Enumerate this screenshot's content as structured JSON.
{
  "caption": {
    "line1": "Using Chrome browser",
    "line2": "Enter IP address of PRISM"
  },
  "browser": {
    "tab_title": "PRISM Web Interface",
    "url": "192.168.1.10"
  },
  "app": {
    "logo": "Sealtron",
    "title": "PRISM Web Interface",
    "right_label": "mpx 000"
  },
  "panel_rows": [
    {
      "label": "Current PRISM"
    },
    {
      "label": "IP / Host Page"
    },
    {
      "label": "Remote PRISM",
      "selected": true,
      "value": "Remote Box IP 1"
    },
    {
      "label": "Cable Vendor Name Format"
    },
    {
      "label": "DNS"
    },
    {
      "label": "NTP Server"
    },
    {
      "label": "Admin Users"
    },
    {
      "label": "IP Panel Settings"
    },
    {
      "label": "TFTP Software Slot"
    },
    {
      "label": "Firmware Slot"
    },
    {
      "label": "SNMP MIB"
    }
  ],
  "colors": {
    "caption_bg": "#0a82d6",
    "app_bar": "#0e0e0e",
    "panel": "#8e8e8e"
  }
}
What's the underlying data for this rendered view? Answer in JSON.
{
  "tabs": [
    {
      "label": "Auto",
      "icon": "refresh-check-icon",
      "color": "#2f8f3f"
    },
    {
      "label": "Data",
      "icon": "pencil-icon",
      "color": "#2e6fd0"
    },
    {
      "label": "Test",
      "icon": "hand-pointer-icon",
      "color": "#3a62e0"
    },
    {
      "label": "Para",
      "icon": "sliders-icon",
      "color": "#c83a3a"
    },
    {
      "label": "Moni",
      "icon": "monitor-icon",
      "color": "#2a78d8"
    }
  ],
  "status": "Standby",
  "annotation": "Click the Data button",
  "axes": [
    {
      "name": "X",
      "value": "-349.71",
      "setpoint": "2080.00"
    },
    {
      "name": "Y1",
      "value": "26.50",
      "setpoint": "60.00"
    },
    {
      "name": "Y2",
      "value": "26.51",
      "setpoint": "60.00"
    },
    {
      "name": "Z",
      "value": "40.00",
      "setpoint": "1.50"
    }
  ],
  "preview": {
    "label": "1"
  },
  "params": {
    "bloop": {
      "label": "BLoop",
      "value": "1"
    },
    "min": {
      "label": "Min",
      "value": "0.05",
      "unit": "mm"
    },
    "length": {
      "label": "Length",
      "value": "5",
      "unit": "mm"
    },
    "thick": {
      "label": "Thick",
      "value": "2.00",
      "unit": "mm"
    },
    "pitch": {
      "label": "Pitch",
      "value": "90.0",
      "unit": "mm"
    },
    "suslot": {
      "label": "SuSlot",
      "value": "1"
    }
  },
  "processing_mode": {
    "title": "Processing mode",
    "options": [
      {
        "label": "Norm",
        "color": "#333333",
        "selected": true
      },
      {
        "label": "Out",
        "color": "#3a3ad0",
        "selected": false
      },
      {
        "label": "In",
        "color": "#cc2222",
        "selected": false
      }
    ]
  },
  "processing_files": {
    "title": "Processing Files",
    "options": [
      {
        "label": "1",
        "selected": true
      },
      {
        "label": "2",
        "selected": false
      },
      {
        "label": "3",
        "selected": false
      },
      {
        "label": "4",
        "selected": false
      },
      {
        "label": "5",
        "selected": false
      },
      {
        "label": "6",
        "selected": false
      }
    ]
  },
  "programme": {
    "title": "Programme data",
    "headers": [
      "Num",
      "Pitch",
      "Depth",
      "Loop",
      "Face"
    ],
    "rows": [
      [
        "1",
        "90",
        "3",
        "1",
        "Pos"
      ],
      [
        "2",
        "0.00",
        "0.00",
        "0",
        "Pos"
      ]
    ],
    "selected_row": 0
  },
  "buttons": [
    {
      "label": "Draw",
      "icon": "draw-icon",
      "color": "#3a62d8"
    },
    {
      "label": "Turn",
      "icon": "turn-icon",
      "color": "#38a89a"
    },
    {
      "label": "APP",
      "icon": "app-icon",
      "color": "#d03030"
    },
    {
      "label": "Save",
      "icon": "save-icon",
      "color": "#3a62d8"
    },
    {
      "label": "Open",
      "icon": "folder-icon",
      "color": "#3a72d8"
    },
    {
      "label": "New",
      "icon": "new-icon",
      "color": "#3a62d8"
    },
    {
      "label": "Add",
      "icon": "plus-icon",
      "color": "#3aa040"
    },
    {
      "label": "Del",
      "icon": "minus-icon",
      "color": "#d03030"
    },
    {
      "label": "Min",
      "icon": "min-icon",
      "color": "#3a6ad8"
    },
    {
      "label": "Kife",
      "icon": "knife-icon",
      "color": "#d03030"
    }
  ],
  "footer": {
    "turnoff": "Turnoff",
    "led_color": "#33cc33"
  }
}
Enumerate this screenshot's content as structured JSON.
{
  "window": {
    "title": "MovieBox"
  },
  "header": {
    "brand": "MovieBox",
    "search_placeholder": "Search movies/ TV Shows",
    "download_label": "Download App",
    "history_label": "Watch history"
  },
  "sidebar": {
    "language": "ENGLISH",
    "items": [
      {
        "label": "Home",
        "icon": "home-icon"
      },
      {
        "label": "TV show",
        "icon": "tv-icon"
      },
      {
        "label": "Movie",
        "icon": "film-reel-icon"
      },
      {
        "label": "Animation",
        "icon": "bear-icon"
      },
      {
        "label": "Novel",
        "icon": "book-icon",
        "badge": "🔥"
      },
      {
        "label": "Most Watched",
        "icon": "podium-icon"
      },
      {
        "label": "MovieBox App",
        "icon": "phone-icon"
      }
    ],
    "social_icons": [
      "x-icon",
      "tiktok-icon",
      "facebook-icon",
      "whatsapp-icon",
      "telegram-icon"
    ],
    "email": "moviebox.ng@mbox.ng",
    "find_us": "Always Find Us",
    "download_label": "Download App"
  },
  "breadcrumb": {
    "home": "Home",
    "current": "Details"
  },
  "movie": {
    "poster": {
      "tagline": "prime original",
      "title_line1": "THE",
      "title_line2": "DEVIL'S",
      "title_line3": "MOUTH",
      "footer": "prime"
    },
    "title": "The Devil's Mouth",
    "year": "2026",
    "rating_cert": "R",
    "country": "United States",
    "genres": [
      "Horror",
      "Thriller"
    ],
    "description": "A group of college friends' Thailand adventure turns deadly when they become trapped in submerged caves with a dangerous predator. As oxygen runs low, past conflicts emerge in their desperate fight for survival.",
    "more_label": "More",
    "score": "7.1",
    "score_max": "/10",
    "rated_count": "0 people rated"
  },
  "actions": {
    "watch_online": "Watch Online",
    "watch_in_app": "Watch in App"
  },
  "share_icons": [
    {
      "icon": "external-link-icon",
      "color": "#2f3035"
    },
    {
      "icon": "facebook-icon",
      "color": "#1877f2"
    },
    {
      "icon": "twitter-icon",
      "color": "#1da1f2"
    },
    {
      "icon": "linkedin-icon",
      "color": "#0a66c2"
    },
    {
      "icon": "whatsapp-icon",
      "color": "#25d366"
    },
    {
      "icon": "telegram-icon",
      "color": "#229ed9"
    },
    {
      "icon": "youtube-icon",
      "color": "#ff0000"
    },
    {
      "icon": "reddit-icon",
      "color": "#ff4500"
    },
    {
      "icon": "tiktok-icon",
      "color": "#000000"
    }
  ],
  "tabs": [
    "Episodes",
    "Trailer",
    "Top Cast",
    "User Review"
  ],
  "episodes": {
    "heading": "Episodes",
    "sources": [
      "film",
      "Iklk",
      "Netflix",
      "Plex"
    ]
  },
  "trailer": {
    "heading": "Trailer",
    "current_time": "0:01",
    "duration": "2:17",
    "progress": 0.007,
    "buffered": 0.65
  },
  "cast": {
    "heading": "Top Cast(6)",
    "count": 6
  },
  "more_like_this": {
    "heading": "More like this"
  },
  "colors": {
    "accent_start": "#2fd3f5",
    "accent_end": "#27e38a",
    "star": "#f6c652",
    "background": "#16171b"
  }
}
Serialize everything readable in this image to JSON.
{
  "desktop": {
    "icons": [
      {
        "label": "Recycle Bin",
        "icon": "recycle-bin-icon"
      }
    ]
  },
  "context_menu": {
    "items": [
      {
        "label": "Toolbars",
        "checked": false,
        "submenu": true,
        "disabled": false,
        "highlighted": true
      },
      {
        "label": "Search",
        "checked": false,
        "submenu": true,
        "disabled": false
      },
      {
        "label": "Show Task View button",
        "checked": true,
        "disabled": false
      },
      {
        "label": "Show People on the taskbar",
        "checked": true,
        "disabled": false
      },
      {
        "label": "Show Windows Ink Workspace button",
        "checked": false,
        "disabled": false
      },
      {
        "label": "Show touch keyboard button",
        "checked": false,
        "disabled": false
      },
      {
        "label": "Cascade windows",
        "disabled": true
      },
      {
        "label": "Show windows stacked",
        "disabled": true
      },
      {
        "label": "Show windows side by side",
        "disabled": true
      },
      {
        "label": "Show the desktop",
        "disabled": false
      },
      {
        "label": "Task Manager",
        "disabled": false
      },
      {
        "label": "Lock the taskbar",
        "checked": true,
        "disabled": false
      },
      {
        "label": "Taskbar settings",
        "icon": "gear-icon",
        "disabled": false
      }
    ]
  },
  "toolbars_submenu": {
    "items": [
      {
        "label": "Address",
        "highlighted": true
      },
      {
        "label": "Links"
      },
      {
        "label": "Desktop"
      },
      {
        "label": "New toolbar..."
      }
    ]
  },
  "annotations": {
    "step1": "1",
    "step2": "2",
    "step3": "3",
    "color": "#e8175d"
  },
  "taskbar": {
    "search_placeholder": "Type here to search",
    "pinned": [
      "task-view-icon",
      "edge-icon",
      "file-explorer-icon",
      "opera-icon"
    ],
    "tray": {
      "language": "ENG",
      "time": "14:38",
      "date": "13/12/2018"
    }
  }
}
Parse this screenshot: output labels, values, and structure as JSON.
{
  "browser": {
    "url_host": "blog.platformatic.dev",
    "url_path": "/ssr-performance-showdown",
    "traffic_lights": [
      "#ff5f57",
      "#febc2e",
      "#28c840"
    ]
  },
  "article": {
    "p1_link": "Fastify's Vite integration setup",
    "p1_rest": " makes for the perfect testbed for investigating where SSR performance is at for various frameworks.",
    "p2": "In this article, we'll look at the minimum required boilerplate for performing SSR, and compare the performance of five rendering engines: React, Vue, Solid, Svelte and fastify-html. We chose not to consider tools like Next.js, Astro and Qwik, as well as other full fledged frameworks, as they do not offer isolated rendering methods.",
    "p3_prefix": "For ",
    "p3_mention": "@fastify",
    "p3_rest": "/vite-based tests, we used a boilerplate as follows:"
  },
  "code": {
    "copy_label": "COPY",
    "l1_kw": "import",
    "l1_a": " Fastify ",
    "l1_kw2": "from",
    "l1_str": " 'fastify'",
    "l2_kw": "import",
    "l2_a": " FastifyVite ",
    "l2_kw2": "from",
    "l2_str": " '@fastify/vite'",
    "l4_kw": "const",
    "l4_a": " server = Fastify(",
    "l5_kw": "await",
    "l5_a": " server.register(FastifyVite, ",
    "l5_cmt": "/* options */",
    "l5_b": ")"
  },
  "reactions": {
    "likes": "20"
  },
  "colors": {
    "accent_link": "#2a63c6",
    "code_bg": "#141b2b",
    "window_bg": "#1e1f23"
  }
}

Request. Every line that holds the word "Download" counts once; state the total number of such lines and nothing else.

Answer in full. 2